Exercise task: Give every line below again, exactly.
--- Data shown ---
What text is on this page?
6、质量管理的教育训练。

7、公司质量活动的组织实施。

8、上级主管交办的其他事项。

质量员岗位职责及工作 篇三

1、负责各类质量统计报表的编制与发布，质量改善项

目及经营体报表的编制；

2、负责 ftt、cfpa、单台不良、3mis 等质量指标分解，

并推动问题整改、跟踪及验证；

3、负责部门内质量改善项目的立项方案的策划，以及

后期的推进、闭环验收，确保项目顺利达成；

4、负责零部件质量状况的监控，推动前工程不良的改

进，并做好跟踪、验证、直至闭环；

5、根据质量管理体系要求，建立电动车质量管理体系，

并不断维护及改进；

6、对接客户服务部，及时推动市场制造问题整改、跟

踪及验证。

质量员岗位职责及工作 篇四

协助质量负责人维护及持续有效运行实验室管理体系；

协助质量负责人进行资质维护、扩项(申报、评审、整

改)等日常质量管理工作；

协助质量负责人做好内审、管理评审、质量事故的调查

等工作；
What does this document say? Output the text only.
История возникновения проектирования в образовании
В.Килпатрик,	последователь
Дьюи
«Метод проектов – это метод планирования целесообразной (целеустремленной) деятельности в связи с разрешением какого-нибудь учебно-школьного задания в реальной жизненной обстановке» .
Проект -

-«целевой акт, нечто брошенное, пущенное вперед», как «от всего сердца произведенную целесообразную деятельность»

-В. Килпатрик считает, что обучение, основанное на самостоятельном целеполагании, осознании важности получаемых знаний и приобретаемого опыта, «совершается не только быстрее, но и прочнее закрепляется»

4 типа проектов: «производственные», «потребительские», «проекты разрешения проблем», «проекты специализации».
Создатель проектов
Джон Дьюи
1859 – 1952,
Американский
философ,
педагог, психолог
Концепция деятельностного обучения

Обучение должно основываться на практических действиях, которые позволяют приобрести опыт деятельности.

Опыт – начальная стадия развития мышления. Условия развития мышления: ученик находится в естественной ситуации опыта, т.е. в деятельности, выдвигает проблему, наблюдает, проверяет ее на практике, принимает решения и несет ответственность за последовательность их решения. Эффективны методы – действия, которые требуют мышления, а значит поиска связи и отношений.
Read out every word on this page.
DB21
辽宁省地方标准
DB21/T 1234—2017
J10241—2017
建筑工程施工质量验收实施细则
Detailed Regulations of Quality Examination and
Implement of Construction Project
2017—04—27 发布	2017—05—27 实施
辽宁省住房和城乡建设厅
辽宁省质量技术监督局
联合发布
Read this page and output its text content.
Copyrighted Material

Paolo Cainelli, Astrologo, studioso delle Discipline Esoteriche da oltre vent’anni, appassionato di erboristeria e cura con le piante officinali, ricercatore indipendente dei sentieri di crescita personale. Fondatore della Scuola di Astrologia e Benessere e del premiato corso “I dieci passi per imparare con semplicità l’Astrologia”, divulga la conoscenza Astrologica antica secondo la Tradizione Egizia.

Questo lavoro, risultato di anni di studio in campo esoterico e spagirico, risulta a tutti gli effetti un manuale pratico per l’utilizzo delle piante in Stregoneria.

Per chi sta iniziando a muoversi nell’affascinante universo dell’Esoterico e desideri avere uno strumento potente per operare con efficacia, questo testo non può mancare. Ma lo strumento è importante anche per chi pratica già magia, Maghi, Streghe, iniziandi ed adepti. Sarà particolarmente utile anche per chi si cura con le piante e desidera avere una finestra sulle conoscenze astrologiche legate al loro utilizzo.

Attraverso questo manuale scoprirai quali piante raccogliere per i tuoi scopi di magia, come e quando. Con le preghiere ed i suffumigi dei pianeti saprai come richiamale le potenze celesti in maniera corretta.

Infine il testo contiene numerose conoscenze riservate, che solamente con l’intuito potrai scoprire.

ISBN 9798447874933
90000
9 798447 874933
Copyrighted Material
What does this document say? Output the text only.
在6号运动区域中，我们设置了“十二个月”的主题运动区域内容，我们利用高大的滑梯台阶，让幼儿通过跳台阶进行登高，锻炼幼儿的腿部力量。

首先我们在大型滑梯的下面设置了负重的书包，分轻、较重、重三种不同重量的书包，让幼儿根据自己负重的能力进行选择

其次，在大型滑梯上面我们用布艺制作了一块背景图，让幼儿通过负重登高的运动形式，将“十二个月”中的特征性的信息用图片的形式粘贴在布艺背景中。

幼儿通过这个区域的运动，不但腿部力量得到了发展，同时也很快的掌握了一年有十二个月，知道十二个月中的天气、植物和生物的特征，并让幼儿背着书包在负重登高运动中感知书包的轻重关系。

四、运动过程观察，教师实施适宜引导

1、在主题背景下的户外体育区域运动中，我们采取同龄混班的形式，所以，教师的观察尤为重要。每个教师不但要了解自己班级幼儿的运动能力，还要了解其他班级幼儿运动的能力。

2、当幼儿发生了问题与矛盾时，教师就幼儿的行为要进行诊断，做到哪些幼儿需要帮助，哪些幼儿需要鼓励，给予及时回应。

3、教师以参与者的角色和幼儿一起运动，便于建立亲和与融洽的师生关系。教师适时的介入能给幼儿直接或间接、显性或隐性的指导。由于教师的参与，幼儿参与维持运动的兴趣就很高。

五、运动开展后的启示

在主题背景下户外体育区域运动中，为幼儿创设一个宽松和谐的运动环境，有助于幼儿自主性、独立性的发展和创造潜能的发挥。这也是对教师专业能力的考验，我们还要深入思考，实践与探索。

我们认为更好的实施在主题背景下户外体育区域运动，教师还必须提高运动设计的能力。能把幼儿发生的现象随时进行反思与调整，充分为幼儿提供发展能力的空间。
---
Reply to the exercise:
What text is on this page?
6、质量管理的教育训练。

7、公司质量活动的组织实施。

8、上级主管交办的其他事项。

质量员岗位职责及工作 篇三

1、负责各类质量统计报表的编制与发布，质量改善项

目及经营体报表的编制；

2、负责 ftt、cfpa、单台不良、3mis 等质量指标分解，

并推动问题整改、跟踪及验证；

3、负责部门内质量改善项目的立项方案的策划，以及

后期的推进、闭环验收，确保项目顺利达成；

4、负责零部件质量状况的监控，推动前工程不良的改

进，并做好跟踪、验证、直至闭环；

5、根据质量管理体系要求，建立电动车质量管理体系，

并不断维护及改进；

6、对接客户服务部，及时推动市场制造问题整改、跟

踪及验证。

质量员岗位职责及工作 篇四

协助质量负责人维护及持续有效运行实验室管理体系；

协助质量负责人进行资质维护、扩项(申报、评审、整

改)等日常质量管理工作；

协助质量负责人做好内审、管理评审、质量事故的调查

等工作；
What does this document say? Output the text only.
История возникновения проектирования в образовании
В.Килпатрик,	последователь
Дьюи
«Метод проектов – это метод планирования целесообразной (целеустремленной) деятельности в связи с разрешением какого-нибудь учебно-школьного задания в реальной жизненной обстановке» .
Проект -

-«целевой акт, нечто брошенное, пущенное вперед», как «от всего сердца произведенную целесообразную деятельность»

-В. Килпатрик считает, что обучение, основанное на самостоятельном целеполагании, осознании важности получаемых знаний и приобретаемого опыта, «совершается не только быстрее, но и прочнее закрепляется»

4 типа проектов: «производственные», «потребительские», «проекты разрешения проблем», «проекты специализации».
Создатель проектов
Джон Дьюи
1859 – 1952,
Американский
философ,
педагог, психолог
Концепция деятельностного обучения

Обучение должно основываться на практических действиях, которые позволяют приобрести опыт деятельности.

Опыт – начальная стадия развития мышления. Условия развития мышления: ученик находится в естественной ситуации опыта, т.е. в деятельности, выдвигает проблему, наблюдает, проверяет ее на практике, принимает решения и несет ответственность за последовательность их решения. Эффективны методы – действия, которые требуют мышления, а значит поиска связи и отношений.
Read out every word on this page.
DB21
辽宁省地方标准
DB21/T 1234—2017
J10241—2017
建筑工程施工质量验收实施细则
Detailed Regulations of Quality Examination and
Implement of Construction Project
2017—04—27 发布	2017—05—27 实施
辽宁省住房和城乡建设厅
辽宁省质量技术监督局
联合发布
Read this page and output its text content.
Copyrighted Material

Paolo Cainelli, Astrologo, studioso delle Discipline Esoteriche da oltre vent’anni, appassionato di erboristeria e cura con le piante officinali, ricercatore indipendente dei sentieri di crescita personale. Fondatore della Scuola di Astrologia e Benessere e del premiato corso “I dieci passi per imparare con semplicità l’Astrologia”, divulga la conoscenza Astrologica antica secondo la Tradizione Egizia.

Questo lavoro, risultato di anni di studio in campo esoterico e spagirico, risulta a tutti gli effetti un manuale pratico per l’utilizzo delle piante in Stregoneria.

Per chi sta iniziando a muoversi nell’affascinante universo dell’Esoterico e desideri avere uno strumento potente per operare con efficacia, questo testo non può mancare. Ma lo strumento è importante anche per chi pratica già magia, Maghi, Streghe, iniziandi ed adepti. Sarà particolarmente utile anche per chi si cura con le piante e desidera avere una finestra sulle conoscenze astrologiche legate al loro utilizzo.

Attraverso questo manuale scoprirai quali piante raccogliere per i tuoi scopi di magia, come e quando. Con le preghiere ed i suffumigi dei pianeti saprai come richiamale le potenze celesti in maniera corretta.

Infine il testo contiene numerose conoscenze riservate, che solamente con l’intuito potrai scoprire.

ISBN 9798447874933
90000
9 798447 874933
Copyrighted Material
What does this document say? Output the text only.
在6号运动区域中，我们设置了“十二个月”的主题运动区域内容，我们利用高大的滑梯台阶，让幼儿通过跳台阶进行登高，锻炼幼儿的腿部力量。

首先我们在大型滑梯的下面设置了负重的书包，分轻、较重、重三种不同重量的书包，让幼儿根据自己负重的能力进行选择

其次，在大型滑梯上面我们用布艺制作了一块背景图，让幼儿通过负重登高的运动形式，将“十二个月”中的特征性的信息用图片的形式粘贴在布艺背景中。

幼儿通过这个区域的运动，不但腿部力量得到了发展，同时也很快的掌握了一年有十二个月，知道十二个月中的天气、植物和生物的特征，并让幼儿背着书包在负重登高运动中感知书包的轻重关系。

四、运动过程观察，教师实施适宜引导

1、在主题背景下的户外体育区域运动中，我们采取同龄混班的形式，所以，教师的观察尤为重要。每个教师不但要了解自己班级幼儿的运动能力，还要了解其他班级幼儿运动的能力。

2、当幼儿发生了问题与矛盾时，教师就幼儿的行为要进行诊断，做到哪些幼儿需要帮助，哪些幼儿需要鼓励，给予及时回应。

3、教师以参与者的角色和幼儿一起运动，便于建立亲和与融洽的师生关系。教师适时的介入能给幼儿直接或间接、显性或隐性的指导。由于教师的参与，幼儿参与维持运动的兴趣就很高。

五、运动开展后的启示

在主题背景下户外体育区域运动中，为幼儿创设一个宽松和谐的运动环境，有助于幼儿自主性、独立性的发展和创造潜能的发挥。这也是对教师专业能力的考验，我们还要深入思考，实践与探索。

我们认为更好的实施在主题背景下户外体育区域运动，教师还必须提高运动设计的能力。能把幼儿发生的现象随时进行反思与调整，充分为幼儿提供发展能力的空间。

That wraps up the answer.